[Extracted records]
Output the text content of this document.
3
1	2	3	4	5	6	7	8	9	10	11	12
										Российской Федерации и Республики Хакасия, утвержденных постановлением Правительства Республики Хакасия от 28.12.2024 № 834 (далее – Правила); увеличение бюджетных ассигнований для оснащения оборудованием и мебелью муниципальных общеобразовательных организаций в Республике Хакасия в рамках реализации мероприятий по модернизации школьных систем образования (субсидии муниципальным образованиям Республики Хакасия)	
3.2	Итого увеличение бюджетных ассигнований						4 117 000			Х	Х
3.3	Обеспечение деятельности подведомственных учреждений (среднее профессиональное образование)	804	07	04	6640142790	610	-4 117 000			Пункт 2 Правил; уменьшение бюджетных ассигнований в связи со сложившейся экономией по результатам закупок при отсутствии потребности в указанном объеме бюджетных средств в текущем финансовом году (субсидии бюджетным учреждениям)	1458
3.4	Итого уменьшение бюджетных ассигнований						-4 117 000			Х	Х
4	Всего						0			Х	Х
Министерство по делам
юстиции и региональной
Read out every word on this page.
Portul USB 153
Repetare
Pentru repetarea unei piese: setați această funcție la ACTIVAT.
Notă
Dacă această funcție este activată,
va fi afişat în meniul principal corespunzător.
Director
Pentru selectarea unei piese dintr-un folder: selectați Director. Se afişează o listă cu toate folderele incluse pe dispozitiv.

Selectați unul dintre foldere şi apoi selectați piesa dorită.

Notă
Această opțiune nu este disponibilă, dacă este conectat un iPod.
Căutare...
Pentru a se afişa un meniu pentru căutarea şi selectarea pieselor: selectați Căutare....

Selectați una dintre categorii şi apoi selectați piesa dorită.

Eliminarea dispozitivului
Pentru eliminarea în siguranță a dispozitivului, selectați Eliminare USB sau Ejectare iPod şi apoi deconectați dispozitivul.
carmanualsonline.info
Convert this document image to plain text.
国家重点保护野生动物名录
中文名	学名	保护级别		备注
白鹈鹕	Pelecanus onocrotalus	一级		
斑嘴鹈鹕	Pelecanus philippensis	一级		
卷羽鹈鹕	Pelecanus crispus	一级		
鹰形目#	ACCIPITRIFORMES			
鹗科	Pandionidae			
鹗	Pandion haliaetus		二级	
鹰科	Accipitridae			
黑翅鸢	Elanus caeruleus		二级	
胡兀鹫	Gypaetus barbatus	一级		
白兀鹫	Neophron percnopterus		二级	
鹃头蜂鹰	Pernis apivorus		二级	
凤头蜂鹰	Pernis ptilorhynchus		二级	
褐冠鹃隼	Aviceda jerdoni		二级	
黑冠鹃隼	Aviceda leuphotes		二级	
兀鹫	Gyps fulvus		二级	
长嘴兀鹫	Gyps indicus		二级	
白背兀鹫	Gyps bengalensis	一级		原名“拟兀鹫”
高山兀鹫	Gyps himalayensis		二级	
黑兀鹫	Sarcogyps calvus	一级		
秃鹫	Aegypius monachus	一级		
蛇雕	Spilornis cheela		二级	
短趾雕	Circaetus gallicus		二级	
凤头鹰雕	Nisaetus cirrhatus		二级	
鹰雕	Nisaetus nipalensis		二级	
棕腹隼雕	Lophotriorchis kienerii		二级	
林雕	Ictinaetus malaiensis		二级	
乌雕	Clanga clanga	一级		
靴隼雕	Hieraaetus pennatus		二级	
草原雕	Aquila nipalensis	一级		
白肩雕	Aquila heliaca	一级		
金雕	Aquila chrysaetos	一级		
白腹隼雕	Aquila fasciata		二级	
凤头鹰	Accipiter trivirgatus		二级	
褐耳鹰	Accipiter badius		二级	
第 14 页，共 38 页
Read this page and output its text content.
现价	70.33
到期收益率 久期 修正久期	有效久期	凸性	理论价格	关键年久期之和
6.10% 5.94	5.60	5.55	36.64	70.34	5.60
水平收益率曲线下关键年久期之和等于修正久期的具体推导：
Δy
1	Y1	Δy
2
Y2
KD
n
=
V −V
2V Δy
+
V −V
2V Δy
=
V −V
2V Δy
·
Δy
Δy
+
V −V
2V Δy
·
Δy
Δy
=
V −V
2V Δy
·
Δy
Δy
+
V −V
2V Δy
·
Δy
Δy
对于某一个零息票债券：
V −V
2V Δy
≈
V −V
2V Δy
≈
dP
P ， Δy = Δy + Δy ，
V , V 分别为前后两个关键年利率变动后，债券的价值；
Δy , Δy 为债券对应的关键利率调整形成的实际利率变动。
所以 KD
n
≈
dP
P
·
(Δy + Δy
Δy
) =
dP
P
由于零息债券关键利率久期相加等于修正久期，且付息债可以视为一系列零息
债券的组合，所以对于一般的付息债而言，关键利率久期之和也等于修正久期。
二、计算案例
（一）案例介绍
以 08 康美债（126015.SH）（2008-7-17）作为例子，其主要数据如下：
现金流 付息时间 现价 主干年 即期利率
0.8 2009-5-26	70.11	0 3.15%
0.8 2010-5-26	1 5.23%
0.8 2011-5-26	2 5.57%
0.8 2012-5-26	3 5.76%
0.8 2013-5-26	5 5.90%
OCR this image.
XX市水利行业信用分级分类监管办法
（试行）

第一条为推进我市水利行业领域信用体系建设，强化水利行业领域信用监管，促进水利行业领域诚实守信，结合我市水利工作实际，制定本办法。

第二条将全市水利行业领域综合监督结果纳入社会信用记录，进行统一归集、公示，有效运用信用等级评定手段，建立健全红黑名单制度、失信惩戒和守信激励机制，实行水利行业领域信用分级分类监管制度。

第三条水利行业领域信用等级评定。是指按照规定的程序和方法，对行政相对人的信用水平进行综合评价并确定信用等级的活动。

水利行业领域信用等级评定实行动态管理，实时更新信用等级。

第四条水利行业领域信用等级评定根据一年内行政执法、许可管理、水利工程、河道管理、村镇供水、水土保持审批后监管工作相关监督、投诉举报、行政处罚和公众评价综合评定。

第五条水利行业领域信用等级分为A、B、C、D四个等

▸ Task prompt
From the entries above, list each line with "este" in it.

▸ Result for this task
Dacă această funcție este activată,
Această opțiune nu este disponibilă, dacă este conectat un iPod.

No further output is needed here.